GIVEN TASK: The data must be returned in full and exactly as given.

--- START OF DATA PROVIDED ---

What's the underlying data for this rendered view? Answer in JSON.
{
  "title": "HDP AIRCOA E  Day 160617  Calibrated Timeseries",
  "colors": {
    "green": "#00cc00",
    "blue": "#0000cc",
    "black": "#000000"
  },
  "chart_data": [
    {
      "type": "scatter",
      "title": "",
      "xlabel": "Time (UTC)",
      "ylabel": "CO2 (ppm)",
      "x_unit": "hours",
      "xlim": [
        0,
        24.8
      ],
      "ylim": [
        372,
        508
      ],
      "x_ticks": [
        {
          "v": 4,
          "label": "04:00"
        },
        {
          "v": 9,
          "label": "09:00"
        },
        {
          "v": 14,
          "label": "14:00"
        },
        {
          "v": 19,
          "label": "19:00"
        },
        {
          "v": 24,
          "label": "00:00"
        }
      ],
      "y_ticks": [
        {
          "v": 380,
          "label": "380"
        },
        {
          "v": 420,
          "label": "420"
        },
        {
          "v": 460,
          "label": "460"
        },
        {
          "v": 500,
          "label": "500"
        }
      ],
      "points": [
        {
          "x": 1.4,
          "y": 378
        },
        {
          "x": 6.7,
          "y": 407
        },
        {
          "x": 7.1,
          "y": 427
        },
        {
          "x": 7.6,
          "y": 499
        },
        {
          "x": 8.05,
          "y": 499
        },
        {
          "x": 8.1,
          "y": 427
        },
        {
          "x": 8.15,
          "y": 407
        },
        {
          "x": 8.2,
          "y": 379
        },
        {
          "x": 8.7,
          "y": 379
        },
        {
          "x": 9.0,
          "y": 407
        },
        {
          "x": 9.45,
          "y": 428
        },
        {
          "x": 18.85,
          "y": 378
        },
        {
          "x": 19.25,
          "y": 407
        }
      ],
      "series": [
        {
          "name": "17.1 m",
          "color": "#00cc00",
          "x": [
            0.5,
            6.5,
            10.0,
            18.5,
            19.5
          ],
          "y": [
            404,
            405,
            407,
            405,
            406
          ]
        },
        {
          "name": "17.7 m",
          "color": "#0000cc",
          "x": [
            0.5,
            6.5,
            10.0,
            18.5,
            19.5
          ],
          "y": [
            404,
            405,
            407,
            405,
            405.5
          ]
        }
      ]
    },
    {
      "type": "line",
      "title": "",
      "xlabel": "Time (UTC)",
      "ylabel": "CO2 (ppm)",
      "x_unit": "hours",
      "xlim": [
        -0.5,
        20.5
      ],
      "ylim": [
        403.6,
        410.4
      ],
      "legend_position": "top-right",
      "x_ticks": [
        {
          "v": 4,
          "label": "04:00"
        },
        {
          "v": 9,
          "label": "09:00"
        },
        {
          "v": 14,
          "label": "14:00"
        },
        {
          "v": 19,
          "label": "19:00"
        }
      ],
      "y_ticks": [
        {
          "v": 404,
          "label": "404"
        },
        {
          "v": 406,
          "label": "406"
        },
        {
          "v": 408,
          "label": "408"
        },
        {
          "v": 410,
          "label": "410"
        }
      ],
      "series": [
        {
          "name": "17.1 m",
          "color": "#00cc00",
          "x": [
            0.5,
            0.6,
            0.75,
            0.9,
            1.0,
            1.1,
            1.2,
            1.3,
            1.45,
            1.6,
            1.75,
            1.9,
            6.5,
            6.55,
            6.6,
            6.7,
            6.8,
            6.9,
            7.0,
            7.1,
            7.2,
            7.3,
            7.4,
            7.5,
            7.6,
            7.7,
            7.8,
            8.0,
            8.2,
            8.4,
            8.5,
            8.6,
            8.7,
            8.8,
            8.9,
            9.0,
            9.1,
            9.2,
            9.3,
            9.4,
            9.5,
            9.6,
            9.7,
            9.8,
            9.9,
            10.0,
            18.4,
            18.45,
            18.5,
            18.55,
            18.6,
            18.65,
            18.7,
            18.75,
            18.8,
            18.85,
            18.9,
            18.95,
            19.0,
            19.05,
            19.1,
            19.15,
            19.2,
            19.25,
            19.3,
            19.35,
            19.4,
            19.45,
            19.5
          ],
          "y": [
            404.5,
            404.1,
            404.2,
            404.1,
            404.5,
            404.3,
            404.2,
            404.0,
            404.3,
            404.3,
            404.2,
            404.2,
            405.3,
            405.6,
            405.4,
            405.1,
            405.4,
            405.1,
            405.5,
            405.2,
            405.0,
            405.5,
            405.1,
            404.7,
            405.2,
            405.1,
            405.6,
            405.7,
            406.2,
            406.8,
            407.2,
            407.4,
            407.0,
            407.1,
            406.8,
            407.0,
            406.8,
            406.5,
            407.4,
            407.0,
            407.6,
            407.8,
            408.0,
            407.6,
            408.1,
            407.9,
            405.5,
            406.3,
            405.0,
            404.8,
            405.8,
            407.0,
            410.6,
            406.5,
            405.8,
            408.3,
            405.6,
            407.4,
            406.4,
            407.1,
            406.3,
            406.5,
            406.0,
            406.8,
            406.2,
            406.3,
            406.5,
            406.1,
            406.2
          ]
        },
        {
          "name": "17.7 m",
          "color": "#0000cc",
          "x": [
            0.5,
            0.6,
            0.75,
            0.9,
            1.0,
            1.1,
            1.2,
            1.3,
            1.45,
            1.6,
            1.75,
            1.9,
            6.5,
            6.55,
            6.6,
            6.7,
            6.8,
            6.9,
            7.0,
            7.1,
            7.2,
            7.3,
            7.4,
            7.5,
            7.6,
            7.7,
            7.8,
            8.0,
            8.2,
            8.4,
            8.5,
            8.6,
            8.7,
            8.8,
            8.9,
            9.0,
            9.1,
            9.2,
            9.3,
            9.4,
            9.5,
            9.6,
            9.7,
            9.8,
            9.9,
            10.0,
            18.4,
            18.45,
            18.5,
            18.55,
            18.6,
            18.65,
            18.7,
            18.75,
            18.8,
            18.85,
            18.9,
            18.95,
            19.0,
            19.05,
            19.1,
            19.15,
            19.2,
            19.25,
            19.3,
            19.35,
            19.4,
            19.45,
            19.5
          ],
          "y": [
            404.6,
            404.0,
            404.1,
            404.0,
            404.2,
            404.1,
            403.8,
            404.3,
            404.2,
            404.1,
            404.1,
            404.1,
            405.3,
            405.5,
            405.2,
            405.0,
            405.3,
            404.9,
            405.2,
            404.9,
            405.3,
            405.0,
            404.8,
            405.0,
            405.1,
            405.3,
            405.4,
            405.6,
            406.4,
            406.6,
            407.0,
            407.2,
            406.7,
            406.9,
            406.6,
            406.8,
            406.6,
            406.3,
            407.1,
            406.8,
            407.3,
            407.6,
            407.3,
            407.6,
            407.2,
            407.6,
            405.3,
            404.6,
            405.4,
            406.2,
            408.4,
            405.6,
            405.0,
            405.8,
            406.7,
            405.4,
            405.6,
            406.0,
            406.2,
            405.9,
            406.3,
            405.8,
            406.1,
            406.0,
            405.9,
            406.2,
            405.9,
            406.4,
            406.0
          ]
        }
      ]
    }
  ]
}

--- END OF DATA PROVIDED ---

FULL ANSWER:
What's the underlying data for this rendered view? Answer in JSON.
{
  "title": "HDP AIRCOA E  Day 160617  Calibrated Timeseries",
  "colors": {
    "green": "#00cc00",
    "blue": "#0000cc",
    "black": "#000000"
  },
  "chart_data": [
    {
      "type": "scatter",
      "title": "",
      "xlabel": "Time (UTC)",
      "ylabel": "CO2 (ppm)",
      "x_unit": "hours",
      "xlim": [
        0,
        24.8
      ],
      "ylim": [
        372,
        508
      ],
      "x_ticks": [
        {
          "v": 4,
          "label": "04:00"
        },
        {
          "v": 9,
          "label": "09:00"
        },
        {
          "v": 14,
          "label": "14:00"
        },
        {
          "v": 19,
          "label": "19:00"
        },
        {
          "v": 24,
          "label": "00:00"
        }
      ],
      "y_ticks": [
        {
          "v": 380,
          "label": "380"
        },
        {
          "v": 420,
          "label": "420"
        },
        {
          "v": 460,
          "label": "460"
        },
        {
          "v": 500,
          "label": "500"
        }
      ],
      "points": [
        {
          "x": 1.4,
          "y": 378
        },
        {
          "x": 6.7,
          "y": 407
        },
        {
          "x": 7.1,
          "y": 427
        },
        {
          "x": 7.6,
          "y": 499
        },
        {
          "x": 8.05,
          "y": 499
        },
        {
          "x": 8.1,
          "y": 427
        },
        {
          "x": 8.15,
          "y": 407
        },
        {
          "x": 8.2,
          "y": 379
        },
        {
          "x": 8.7,
          "y": 379
        },
        {
          "x": 9.0,
          "y": 407
        },
        {
          "x": 9.45,
          "y": 428
        },
        {
          "x": 18.85,
          "y": 378
        },
        {
          "x": 19.25,
          "y": 407
        }
      ],
      "series": [
        {
          "name": "17.1 m",
          "color": "#00cc00",
          "x": [
            0.5,
            6.5,
            10.0,
            18.5,
            19.5
          ],
          "y": [
            404,
            405,
            407,
            405,
            406
          ]
        },
        {
          "name": "17.7 m",
          "color": "#0000cc",
          "x": [
            0.5,
            6.5,
            10.0,
            18.5,
            19.5
          ],
          "y": [
            404,
            405,
            407,
            405,
            405.5
          ]
        }
      ]
    },
    {
      "type": "line",
      "title": "",
      "xlabel": "Time (UTC)",
      "ylabel": "CO2 (ppm)",
      "x_unit": "hours",
      "xlim": [
        -0.5,
        20.5
      ],
      "ylim": [
        403.6,
        410.4
      ],
      "legend_position": "top-right",
      "x_ticks": [
        {
          "v": 4,
          "label": "04:00"
        },
        {
          "v": 9,
          "label": "09:00"
        },
        {
          "v": 14,
          "label": "14:00"
        },
        {
          "v": 19,
          "label": "19:00"
        }
      ],
      "y_ticks": [
        {
          "v": 404,
          "label": "404"
        },
        {
          "v": 406,
          "label": "406"
        },
        {
          "v": 408,
          "label": "408"
        },
        {
          "v": 410,
          "label": "410"
        }
      ],
      "series": [
        {
          "name": "17.1 m",
          "color": "#00cc00",
          "x": [
            0.5,
            0.6,
            0.75,
            0.9,
            1.0,
            1.1,
            1.2,
            1.3,
            1.45,
            1.6,
            1.75,
            1.9,
            6.5,
            6.55,
            6.6,
            6.7,
            6.8,
            6.9,
            7.0,
            7.1,
            7.2,
            7.3,
            7.4,
            7.5,
            7.6,
            7.7,
            7.8,
            8.0,
            8.2,
            8.4,
            8.5,
            8.6,
            8.7,
            8.8,
            8.9,
            9.0,
            9.1,
            9.2,
            9.3,
            9.4,
            9.5,
            9.6,
            9.7,
            9.8,
            9.9,
            10.0,
            18.4,
            18.45,
            18.5,
            18.55,
            18.6,
            18.65,
            18.7,
            18.75,
            18.8,
            18.85,
            18.9,
            18.95,
            19.0,
            19.05,
            19.1,
            19.15,
            19.2,
            19.25,
            19.3,
            19.35,
            19.4,
            19.45,
            19.5
          ],
          "y": [
            404.5,
            404.1,
            404.2,
            404.1,
            404.5,
            404.3,
            404.2,
            404.0,
            404.3,
            404.3,
            404.2,
            404.2,
            405.3,
            405.6,
            405.4,
            405.1,
            405.4,
            405.1,
            405.5,
            405.2,
            405.0,
            405.5,
            405.1,
            404.7,
            405.2,
            405.1,
            405.6,
            405.7,
            406.2,
            406.8,
            407.2,
            407.4,
            407.0,
            407.1,
            406.8,
            407.0,
            406.8,
            406.5,
            407.4,
            407.0,
            407.6,
            407.8,
            408.0,
            407.6,
            408.1,
            407.9,
            405.5,
            406.3,
            405.0,
            404.8,
            405.8,
            407.0,
            410.6,
            406.5,
            405.8,
            408.3,
            405.6,
            407.4,
            406.4,
            407.1,
            406.3,
            406.5,
            406.0,
            406.8,
            406.2,
            406.3,
            406.5,
            406.1,
            406.2
          ]
        },
        {
          "name": "17.7 m",
          "color": "#0000cc",
          "x": [
            0.5,
            0.6,
            0.75,
            0.9,
            1.0,
            1.1,
            1.2,
            1.3,
            1.45,
            1.6,
            1.75,
            1.9,
            6.5,
            6.55,
            6.6,
            6.7,
            6.8,
            6.9,
            7.0,
            7.1,
            7.2,
            7.3,
            7.4,
            7.5,
            7.6,
            7.7,
            7.8,
            8.0,
            8.2,
            8.4,
            8.5,
            8.6,
            8.7,
            8.8,
            8.9,
            9.0,
            9.1,
            9.2,
            9.3,
            9.4,
            9.5,
            9.6,
            9.7,
            9.8,
            9.9,
            10.0,
            18.4,
            18.45,
            18.5,
            18.55,
            18.6,
            18.65,
            18.7,
            18.75,
            18.8,
            18.85,
            18.9,
            18.95,
            19.0,
            19.05,
            19.1,
            19.15,
            19.2,
            19.25,
            19.3,
            19.35,
            19.4,
            19.45,
            19.5
          ],
          "y": [
            404.6,
            404.0,
            404.1,
            404.0,
            404.2,
            404.1,
            403.8,
            404.3,
            404.2,
            404.1,
            404.1,
            404.1,
            405.3,
            405.5,
            405.2,
            405.0,
            405.3,
            404.9,
            405.2,
            404.9,
            405.3,
            405.0,
            404.8,
            405.0,
            405.1,
            405.3,
            405.4,
            405.6,
            406.4,
            406.6,
            407.0,
            407.2,
            406.7,
            406.9,
            406.6,
            406.8,
            406.6,
            406.3,
            407.1,
            406.8,
            407.3,
            407.6,
            407.3,
            407.6,
            407.2,
            407.6,
            405.3,
            404.6,
            405.4,
            406.2,
            408.4,
            405.6,
            405.0,
            405.8,
            406.7,
            405.4,
            405.6,
            406.0,
            406.2,
            405.9,
            406.3,
            405.8,
            406.1,
            406.0,
            405.9,
            406.2,
            405.9,
            406.4,
            406.0
          ]
        }
      ]
    }
  ]
}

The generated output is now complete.